** begin **
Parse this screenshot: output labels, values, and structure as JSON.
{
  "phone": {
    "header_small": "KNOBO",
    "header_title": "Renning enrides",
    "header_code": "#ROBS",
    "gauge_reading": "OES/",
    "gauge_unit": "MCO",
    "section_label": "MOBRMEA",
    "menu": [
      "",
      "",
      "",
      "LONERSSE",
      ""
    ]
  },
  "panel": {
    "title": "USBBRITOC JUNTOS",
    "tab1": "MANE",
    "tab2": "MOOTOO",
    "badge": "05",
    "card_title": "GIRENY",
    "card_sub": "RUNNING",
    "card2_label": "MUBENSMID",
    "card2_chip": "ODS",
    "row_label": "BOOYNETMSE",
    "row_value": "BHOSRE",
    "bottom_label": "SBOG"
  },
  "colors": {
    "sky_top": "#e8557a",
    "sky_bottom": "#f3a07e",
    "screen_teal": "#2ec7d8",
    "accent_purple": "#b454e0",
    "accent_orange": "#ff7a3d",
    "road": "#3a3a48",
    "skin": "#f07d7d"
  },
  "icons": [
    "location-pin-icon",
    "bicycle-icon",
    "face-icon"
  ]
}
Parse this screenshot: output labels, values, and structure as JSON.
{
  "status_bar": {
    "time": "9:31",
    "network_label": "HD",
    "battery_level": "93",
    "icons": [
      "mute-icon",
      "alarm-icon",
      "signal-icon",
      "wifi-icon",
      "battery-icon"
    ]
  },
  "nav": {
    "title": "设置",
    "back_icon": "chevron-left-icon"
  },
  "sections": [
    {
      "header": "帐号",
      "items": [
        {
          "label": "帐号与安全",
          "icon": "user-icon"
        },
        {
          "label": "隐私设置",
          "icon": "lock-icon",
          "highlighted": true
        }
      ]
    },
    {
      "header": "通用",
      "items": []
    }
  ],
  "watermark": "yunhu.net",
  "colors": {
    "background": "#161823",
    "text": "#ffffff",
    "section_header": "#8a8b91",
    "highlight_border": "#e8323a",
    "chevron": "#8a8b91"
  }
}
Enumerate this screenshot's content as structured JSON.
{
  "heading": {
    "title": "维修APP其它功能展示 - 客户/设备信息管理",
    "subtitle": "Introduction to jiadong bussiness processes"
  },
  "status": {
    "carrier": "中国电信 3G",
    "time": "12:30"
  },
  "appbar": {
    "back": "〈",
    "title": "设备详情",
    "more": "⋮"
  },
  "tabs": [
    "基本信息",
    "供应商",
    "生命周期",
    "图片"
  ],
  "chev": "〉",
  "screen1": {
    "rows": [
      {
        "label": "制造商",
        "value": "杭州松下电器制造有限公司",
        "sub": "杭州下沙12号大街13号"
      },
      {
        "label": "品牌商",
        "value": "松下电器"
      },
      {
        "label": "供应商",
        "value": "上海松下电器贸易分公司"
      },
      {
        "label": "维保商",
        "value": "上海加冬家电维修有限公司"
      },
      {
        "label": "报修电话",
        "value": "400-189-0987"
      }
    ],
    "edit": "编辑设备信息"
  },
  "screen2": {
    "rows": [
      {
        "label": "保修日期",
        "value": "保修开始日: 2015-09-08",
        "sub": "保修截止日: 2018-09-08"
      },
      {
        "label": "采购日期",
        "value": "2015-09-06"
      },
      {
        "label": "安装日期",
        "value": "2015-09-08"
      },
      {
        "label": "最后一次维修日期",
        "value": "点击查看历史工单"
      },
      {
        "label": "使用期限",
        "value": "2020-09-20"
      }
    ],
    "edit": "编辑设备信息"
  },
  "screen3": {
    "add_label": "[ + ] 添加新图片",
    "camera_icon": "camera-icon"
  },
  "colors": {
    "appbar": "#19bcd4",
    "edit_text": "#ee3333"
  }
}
** end **
■ **Work required**:
Reproduce the full listing exactly.

■ **Reply to the exercise**:
Parse this screenshot: output labels, values, and structure as JSON.
{
  "phone": {
    "header_small": "KNOBO",
    "header_title": "Renning enrides",
    "header_code": "#ROBS",
    "gauge_reading": "OES/",
    "gauge_unit": "MCO",
    "section_label": "MOBRMEA",
    "menu": [
      "",
      "",
      "",
      "LONERSSE",
      ""
    ]
  },
  "panel": {
    "title": "USBBRITOC JUNTOS",
    "tab1": "MANE",
    "tab2": "MOOTOO",
    "badge": "05",
    "card_title": "GIRENY",
    "card_sub": "RUNNING",
    "card2_label": "MUBENSMID",
    "card2_chip": "ODS",
    "row_label": "BOOYNETMSE",
    "row_value": "BHOSRE",
    "bottom_label": "SBOG"
  },
  "colors": {
    "sky_top": "#e8557a",
    "sky_bottom": "#f3a07e",
    "screen_teal": "#2ec7d8",
    "accent_purple": "#b454e0",
    "accent_orange": "#ff7a3d",
    "road": "#3a3a48",
    "skin": "#f07d7d"
  },
  "icons": [
    "location-pin-icon",
    "bicycle-icon",
    "face-icon"
  ]
}
Parse this screenshot: output labels, values, and structure as JSON.
{
  "status_bar": {
    "time": "9:31",
    "network_label": "HD",
    "battery_level": "93",
    "icons": [
      "mute-icon",
      "alarm-icon",
      "signal-icon",
      "wifi-icon",
      "battery-icon"
    ]
  },
  "nav": {
    "title": "设置",
    "back_icon": "chevron-left-icon"
  },
  "sections": [
    {
      "header": "帐号",
      "items": [
        {
          "label": "帐号与安全",
          "icon": "user-icon"
        },
        {
          "label": "隐私设置",
          "icon": "lock-icon",
          "highlighted": true
        }
      ]
    },
    {
      "header": "通用",
      "items": []
    }
  ],
  "watermark": "yunhu.net",
  "colors": {
    "background": "#161823",
    "text": "#ffffff",
    "section_header": "#8a8b91",
    "highlight_border": "#e8323a",
    "chevron": "#8a8b91"
  }
}
Enumerate this screenshot's content as structured JSON.
{
  "heading": {
    "title": "维修APP其它功能展示 - 客户/设备信息管理",
    "subtitle": "Introduction to jiadong bussiness processes"
  },
  "status": {
    "carrier": "中国电信 3G",
    "time": "12:30"
  },
  "appbar": {
    "back": "〈",
    "title": "设备详情",
    "more": "⋮"
  },
  "tabs": [
    "基本信息",
    "供应商",
    "生命周期",
    "图片"
  ],
  "chev": "〉",
  "screen1": {
    "rows": [
      {
        "label": "制造商",
        "value": "杭州松下电器制造有限公司",
        "sub": "杭州下沙12号大街13号"
      },
      {
        "label": "品牌商",
        "value": "松下电器"
      },
      {
        "label": "供应商",
        "value": "上海松下电器贸易分公司"
      },
      {
        "label": "维保商",
        "value": "上海加冬家电维修有限公司"
      },
      {
        "label": "报修电话",
        "value": "400-189-0987"
      }
    ],
    "edit": "编辑设备信息"
  },
  "screen2": {
    "rows": [
      {
        "label": "保修日期",
        "value": "保修开始日: 2015-09-08",
        "sub": "保修截止日: 2018-09-08"
      },
      {
        "label": "采购日期",
        "value": "2015-09-06"
      },
      {
        "label": "安装日期",
        "value": "2015-09-08"
      },
      {
        "label": "最后一次维修日期",
        "value": "点击查看历史工单"
      },
      {
        "label": "使用期限",
        "value": "2020-09-20"
      }
    ],
    "edit": "编辑设备信息"
  },
  "screen3": {
    "add_label": "[ + ] 添加新图片",
    "camera_icon": "camera-icon"
  },
  "colors": {
    "appbar": "#19bcd4",
    "edit_text": "#ee3333"
  }
}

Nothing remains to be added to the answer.